Reproduce the stretch of the records from the very beginning through the line containing "- legend-marker: [216, 117, 242, 143]", both ends included, with every line unchanged.

:: DATASET RECORDS ::

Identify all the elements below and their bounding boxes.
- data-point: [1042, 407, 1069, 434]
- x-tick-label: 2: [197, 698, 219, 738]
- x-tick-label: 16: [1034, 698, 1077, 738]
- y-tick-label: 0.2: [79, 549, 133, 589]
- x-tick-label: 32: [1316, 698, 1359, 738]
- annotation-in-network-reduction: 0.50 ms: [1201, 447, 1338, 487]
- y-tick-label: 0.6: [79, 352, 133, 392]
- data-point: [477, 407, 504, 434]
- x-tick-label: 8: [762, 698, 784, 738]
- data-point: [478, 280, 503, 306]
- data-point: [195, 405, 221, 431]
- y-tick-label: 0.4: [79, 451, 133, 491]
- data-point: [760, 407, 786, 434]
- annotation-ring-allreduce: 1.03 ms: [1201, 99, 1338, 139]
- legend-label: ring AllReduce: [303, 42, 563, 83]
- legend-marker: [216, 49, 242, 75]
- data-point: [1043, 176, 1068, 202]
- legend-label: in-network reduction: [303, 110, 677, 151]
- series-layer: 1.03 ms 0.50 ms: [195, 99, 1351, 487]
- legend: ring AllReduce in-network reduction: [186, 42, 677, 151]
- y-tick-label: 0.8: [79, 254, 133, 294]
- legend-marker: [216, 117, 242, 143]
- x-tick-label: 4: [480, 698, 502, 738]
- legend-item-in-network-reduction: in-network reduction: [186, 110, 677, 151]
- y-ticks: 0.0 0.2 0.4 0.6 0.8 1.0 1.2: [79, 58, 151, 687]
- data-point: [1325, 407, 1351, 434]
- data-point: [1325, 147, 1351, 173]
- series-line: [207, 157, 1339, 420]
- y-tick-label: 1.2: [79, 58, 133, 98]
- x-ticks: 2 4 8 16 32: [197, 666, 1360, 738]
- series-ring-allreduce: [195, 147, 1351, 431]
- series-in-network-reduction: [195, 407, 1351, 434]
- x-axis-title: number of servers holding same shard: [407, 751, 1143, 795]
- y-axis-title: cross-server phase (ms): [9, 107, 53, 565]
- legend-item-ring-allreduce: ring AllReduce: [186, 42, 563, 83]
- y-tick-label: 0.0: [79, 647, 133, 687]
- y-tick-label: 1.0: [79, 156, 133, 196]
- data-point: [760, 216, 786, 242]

:::

■ **FINAL RESULT**:
Identify all the elements below and their bounding boxes.
- data-point: [1042, 407, 1069, 434]
- x-tick-label: 2: [197, 698, 219, 738]
- x-tick-label: 16: [1034, 698, 1077, 738]
- y-tick-label: 0.2: [79, 549, 133, 589]
- x-tick-label: 32: [1316, 698, 1359, 738]
- annotation-in-network-reduction: 0.50 ms: [1201, 447, 1338, 487]
- y-tick-label: 0.6: [79, 352, 133, 392]
- data-point: [477, 407, 504, 434]
- x-tick-label: 8: [762, 698, 784, 738]
- data-point: [478, 280, 503, 306]
- data-point: [195, 405, 221, 431]
- y-tick-label: 0.4: [79, 451, 133, 491]
- data-point: [760, 407, 786, 434]
- annotation-ring-allreduce: 1.03 ms: [1201, 99, 1338, 139]
- legend-label: ring AllReduce: [303, 42, 563, 83]
- legend-marker: [216, 49, 242, 75]
- data-point: [1043, 176, 1068, 202]
- legend-label: in-network reduction: [303, 110, 677, 151]
- series-layer: 1.03 ms 0.50 ms: [195, 99, 1351, 487]
- legend: ring AllReduce in-network reduction: [186, 42, 677, 151]
- y-tick-label: 0.8: [79, 254, 133, 294]
- legend-marker: [216, 117, 242, 143]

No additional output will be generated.